EXERCISE INPUT:
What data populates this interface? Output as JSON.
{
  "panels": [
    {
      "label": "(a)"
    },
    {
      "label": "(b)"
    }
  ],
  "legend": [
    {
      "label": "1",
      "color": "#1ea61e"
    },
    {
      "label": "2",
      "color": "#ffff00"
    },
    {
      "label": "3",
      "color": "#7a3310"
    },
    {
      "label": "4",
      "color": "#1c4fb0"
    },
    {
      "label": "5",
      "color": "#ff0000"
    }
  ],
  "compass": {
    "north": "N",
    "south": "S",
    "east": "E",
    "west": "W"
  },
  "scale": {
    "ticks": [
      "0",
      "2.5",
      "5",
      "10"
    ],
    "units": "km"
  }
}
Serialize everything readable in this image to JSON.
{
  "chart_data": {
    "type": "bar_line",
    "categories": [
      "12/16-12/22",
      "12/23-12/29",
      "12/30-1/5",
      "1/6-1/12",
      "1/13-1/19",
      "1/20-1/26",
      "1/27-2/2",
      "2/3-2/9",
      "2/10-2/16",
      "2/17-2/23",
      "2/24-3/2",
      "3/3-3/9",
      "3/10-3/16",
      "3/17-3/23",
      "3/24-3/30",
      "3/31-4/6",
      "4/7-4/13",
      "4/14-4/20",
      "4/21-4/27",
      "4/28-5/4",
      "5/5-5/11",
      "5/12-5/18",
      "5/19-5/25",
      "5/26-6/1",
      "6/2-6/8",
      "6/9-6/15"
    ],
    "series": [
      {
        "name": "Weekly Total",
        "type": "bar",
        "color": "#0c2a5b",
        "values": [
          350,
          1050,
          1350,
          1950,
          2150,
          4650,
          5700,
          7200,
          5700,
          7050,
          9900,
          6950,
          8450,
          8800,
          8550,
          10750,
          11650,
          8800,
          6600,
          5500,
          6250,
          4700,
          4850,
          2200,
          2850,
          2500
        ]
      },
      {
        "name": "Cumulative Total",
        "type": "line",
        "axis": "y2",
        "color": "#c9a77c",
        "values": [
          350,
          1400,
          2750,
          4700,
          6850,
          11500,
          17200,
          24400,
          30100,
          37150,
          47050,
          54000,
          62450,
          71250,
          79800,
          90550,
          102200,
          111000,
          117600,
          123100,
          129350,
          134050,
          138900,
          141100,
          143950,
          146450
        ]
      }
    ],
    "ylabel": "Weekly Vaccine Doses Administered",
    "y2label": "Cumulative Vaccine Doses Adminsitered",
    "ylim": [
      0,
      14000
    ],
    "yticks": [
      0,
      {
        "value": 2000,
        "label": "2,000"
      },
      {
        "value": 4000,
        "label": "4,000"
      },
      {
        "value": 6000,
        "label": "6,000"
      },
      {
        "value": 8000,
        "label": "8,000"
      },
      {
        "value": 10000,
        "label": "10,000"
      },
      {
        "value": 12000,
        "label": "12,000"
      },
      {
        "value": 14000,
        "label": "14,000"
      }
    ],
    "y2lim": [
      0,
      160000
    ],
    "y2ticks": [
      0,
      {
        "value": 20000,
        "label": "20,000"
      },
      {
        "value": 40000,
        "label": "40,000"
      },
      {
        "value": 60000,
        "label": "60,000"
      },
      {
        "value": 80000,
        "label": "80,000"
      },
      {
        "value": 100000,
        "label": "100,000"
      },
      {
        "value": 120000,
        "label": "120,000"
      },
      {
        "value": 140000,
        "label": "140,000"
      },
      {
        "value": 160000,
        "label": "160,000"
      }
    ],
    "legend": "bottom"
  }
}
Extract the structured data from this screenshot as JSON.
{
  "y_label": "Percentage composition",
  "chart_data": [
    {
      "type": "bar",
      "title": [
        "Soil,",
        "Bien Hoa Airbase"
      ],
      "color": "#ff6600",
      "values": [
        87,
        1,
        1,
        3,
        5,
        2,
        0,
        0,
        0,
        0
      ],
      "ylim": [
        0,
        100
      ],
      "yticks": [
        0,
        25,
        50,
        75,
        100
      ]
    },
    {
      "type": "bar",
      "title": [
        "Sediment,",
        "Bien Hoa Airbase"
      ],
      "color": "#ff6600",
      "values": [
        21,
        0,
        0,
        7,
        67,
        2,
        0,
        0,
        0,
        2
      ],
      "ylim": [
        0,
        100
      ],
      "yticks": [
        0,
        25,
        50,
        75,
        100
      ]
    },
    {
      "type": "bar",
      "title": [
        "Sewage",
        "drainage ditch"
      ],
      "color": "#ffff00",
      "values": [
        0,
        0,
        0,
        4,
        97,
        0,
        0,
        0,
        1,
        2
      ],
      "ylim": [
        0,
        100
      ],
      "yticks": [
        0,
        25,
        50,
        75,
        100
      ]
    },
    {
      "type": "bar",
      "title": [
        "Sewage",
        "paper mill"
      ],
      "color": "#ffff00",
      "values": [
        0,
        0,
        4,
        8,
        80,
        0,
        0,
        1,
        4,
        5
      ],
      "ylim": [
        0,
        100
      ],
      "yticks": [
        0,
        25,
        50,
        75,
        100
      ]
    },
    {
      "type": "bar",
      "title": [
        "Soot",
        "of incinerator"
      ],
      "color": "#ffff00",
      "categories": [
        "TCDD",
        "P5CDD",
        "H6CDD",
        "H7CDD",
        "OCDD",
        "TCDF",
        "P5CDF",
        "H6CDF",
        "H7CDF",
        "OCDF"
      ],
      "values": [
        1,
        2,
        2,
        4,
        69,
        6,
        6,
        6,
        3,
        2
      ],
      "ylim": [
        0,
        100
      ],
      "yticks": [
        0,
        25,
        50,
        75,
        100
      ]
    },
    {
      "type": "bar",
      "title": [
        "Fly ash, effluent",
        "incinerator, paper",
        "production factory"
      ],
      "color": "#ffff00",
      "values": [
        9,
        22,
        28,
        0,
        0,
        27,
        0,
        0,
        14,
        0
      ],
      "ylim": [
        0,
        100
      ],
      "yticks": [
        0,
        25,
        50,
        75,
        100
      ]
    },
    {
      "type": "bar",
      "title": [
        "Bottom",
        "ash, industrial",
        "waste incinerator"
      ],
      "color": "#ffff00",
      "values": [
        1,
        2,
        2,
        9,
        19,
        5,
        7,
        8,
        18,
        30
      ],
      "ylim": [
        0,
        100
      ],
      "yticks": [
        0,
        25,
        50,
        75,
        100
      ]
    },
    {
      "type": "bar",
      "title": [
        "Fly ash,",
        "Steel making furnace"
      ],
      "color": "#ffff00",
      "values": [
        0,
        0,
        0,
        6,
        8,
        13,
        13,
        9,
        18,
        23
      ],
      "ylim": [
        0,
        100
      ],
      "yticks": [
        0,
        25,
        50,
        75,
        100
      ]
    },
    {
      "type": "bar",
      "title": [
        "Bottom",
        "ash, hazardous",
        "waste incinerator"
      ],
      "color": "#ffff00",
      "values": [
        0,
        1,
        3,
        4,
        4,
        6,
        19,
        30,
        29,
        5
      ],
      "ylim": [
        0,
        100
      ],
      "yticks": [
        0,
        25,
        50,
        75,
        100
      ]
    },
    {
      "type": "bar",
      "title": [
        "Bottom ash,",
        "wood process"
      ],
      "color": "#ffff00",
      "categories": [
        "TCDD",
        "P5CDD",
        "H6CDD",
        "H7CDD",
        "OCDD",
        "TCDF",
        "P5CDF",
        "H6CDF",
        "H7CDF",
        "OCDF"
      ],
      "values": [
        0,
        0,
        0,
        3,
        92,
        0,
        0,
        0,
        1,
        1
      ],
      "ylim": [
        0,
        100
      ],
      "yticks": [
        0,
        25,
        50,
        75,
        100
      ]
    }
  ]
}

EXERCISE OBJECTIVE: Pick out every line of the listing containing the word "Total", and show those lines.

FULL RESPONSE:
        "name": "Weekly Total",
        "name": "Cumulative Total",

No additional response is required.